Work to be completed:
Please output the entries below from the line that contains "Read this page and output its text content." through the final line, reproduced exactly and alone.

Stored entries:
▬▬▬

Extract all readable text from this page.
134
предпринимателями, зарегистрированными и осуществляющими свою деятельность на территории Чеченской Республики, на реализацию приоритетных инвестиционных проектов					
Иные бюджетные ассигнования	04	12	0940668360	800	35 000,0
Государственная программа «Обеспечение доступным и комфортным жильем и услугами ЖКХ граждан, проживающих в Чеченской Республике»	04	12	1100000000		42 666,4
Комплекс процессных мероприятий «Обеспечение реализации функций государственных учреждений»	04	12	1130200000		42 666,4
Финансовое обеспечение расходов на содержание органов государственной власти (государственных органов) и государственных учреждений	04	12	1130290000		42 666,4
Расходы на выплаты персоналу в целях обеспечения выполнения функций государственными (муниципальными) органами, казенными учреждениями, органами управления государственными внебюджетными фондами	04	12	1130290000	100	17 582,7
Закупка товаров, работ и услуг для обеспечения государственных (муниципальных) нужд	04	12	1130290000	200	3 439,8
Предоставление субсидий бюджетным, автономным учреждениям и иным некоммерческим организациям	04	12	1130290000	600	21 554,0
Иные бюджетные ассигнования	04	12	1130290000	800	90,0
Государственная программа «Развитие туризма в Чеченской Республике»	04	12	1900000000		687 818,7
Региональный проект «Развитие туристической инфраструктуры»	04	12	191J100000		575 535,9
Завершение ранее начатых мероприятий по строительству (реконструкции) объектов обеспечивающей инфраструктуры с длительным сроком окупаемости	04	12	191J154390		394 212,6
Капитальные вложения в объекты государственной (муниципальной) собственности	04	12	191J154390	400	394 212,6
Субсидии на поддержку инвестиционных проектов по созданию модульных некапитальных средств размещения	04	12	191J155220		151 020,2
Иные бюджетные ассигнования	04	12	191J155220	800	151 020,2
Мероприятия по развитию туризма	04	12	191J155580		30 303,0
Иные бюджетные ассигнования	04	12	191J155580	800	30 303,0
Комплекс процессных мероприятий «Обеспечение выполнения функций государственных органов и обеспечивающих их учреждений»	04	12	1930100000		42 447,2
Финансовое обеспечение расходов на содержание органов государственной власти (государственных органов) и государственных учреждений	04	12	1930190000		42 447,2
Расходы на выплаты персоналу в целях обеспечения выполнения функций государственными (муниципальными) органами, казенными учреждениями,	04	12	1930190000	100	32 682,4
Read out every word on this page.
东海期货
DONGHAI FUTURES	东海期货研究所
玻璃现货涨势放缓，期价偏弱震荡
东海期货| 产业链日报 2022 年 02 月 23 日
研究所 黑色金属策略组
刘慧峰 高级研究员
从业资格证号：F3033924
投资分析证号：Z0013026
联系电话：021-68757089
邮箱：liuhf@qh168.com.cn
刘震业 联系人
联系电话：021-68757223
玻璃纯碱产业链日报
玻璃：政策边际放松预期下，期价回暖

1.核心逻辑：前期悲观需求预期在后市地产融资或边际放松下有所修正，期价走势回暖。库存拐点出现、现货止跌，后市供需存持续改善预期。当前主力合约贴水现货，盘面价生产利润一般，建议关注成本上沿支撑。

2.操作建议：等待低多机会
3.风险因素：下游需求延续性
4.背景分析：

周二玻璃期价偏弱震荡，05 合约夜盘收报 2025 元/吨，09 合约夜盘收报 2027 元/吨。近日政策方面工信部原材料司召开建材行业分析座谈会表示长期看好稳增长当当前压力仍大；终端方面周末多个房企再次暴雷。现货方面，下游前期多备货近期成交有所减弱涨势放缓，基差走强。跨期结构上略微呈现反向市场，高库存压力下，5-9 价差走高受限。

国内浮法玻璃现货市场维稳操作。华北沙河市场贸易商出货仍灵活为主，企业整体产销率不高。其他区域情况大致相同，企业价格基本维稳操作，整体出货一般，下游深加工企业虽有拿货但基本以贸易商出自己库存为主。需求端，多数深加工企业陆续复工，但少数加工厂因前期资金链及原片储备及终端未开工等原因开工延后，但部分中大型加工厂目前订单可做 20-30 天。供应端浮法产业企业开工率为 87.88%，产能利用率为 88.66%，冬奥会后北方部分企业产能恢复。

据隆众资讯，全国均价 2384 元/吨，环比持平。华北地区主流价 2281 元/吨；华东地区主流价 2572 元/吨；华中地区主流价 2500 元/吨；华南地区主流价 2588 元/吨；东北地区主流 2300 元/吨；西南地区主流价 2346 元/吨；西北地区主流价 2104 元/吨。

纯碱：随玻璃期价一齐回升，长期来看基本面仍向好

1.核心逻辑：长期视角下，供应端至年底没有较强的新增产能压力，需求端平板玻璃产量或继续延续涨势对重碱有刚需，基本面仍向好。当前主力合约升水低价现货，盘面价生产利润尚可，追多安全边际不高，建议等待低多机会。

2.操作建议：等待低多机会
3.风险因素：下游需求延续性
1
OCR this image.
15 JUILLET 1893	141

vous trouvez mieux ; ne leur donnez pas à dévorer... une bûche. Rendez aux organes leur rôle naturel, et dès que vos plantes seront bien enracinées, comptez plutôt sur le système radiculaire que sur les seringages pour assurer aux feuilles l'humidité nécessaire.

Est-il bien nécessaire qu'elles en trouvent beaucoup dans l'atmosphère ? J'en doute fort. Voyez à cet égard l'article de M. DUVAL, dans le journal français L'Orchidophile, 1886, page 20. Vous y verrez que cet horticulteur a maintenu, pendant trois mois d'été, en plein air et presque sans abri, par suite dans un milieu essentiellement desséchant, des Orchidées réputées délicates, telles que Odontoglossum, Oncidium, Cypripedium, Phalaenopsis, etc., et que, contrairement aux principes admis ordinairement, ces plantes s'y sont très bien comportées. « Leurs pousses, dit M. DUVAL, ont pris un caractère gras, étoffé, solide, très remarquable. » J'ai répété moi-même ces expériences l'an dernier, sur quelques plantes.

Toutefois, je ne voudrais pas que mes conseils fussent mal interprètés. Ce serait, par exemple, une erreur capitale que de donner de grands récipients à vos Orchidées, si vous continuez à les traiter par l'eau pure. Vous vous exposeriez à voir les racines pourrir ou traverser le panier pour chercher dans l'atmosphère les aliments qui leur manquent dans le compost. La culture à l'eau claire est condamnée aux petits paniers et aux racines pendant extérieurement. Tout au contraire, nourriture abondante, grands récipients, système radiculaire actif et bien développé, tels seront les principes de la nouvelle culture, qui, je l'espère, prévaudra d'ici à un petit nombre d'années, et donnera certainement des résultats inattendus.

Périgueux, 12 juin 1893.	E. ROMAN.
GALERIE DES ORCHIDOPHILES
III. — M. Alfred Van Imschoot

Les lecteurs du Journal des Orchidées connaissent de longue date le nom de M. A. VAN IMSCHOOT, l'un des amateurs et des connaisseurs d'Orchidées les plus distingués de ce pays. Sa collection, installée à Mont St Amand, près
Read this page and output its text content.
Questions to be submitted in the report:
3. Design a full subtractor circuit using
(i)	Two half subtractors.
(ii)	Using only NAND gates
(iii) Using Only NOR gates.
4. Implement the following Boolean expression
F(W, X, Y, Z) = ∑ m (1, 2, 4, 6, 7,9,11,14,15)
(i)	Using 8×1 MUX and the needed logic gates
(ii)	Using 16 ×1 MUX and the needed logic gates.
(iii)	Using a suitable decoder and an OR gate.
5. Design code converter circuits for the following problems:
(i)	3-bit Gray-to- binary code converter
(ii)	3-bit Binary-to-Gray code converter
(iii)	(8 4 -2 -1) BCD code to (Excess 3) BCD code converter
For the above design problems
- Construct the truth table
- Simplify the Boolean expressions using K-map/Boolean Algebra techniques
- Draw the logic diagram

▬▬▬

Result of this exercise:
Read this page and output its text content.
Questions to be submitted in the report:
3. Design a full subtractor circuit using
(i)	Two half subtractors.
(ii)	Using only NAND gates
(iii) Using Only NOR gates.
4. Implement the following Boolean expression
F(W, X, Y, Z) = ∑ m (1, 2, 4, 6, 7,9,11,14,15)
(i)	Using 8×1 MUX and the needed logic gates
(ii)	Using 16 ×1 MUX and the needed logic gates.
(iii)	Using a suitable decoder and an OR gate.
5. Design code converter circuits for the following problems:
(i)	3-bit Gray-to- binary code converter
(ii)	3-bit Binary-to-Gray code converter
(iii)	(8 4 -2 -1) BCD code to (Excess 3) BCD code converter
For the above design problems
- Construct the truth table
- Simplify the Boolean expressions using K-map/Boolean Algebra techniques
- Draw the logic diagram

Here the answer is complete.